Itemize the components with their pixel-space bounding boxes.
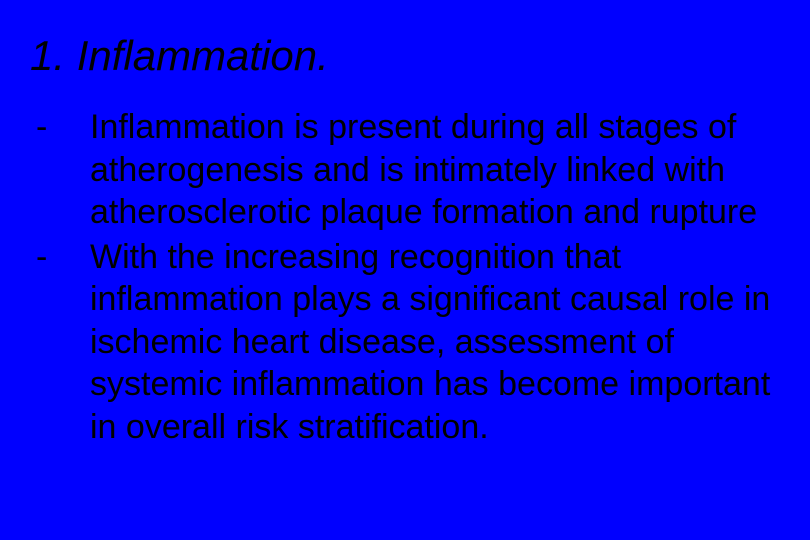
bullet-marker: - bbox=[32, 236, 90, 449]
bullet-list: - Inflammation is present during all sta… bbox=[28, 106, 782, 448]
bullet-text: Inflammation is present during all stage… bbox=[90, 106, 782, 234]
bullet-marker: - bbox=[32, 106, 90, 234]
slide-container: 1. Inflammation. - Inflammation is prese… bbox=[0, 0, 810, 540]
list-item: - Inflammation is present during all sta… bbox=[32, 106, 782, 234]
slide-title: 1. Inflammation. bbox=[30, 32, 782, 80]
list-item: - With the increasing recognition that i… bbox=[32, 236, 782, 449]
bullet-text: With the increasing recognition that inf… bbox=[90, 236, 782, 449]
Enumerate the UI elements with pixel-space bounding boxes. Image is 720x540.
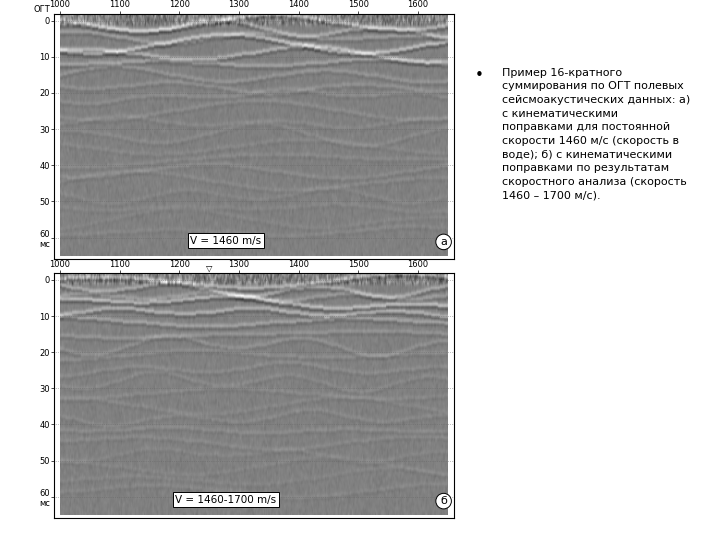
Text: •: • — [474, 68, 483, 83]
Text: ▽: ▽ — [206, 264, 212, 273]
Text: Пример 16-кратного
суммирования по ОГТ полевых
сейсмоакустических данных: а)
с к: Пример 16-кратного суммирования по ОГТ п… — [502, 68, 690, 200]
Text: V = 1460-1700 m/s: V = 1460-1700 m/s — [175, 495, 276, 505]
Text: V = 1460 m/s: V = 1460 m/s — [190, 235, 261, 246]
Text: ОГТ: ОГТ — [33, 4, 50, 14]
Text: а: а — [440, 237, 447, 247]
Text: б: б — [440, 496, 447, 506]
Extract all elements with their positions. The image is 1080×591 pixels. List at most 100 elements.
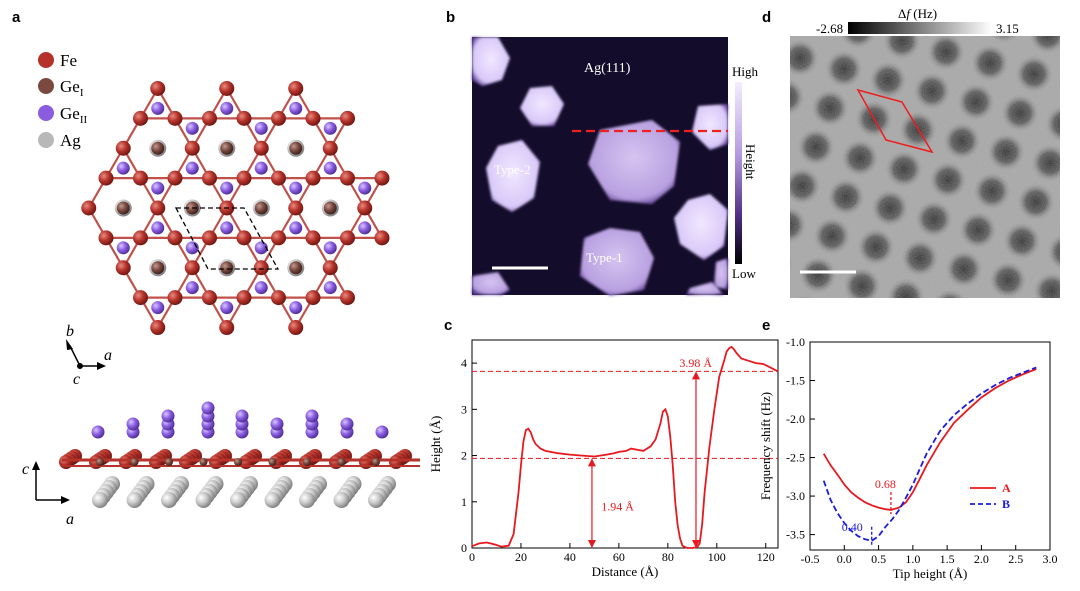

▶ Do this: Retype every line of the listing above exactly, and leave out the pictures.

▶ Result:
Itemize the components with their pixel-space bounding boxes.
bullet-marker: - bbox=[32, 236, 90, 449]
bullet-list: - Inflammation is present during all sta… bbox=[28, 106, 782, 448]
bullet-text: Inflammation is present during all stage… bbox=[90, 106, 782, 234]
bullet-marker: - bbox=[32, 106, 90, 234]
slide-container: 1. Inflammation. - Inflammation is prese… bbox=[0, 0, 810, 540]
list-item: - Inflammation is present during all sta… bbox=[32, 106, 782, 234]
slide-title: 1. Inflammation. bbox=[30, 32, 782, 80]
list-item: - With the increasing recognition that i… bbox=[32, 236, 782, 449]
bullet-text: With the increasing recognition that inf… bbox=[90, 236, 782, 449]
Enumerate the UI elements with pixel-space bounding boxes. Image is 720x540.
Text: •: • — [474, 68, 483, 83]
Text: ▽: ▽ — [206, 264, 212, 273]
Text: Пример 16-кратного
суммирования по ОГТ полевых
сейсмоакустических данных: а)
с к: Пример 16-кратного суммирования по ОГТ п… — [502, 68, 690, 200]
Text: V = 1460-1700 m/s: V = 1460-1700 m/s — [175, 495, 276, 505]
Text: V = 1460 m/s: V = 1460 m/s — [190, 235, 261, 246]
Text: ОГТ: ОГТ — [33, 4, 50, 14]
Text: а: а — [440, 237, 447, 247]
Text: б: б — [440, 496, 447, 506]
Extract all elements with their positions. The image is 1080×591 pixels. List at most 100 elements.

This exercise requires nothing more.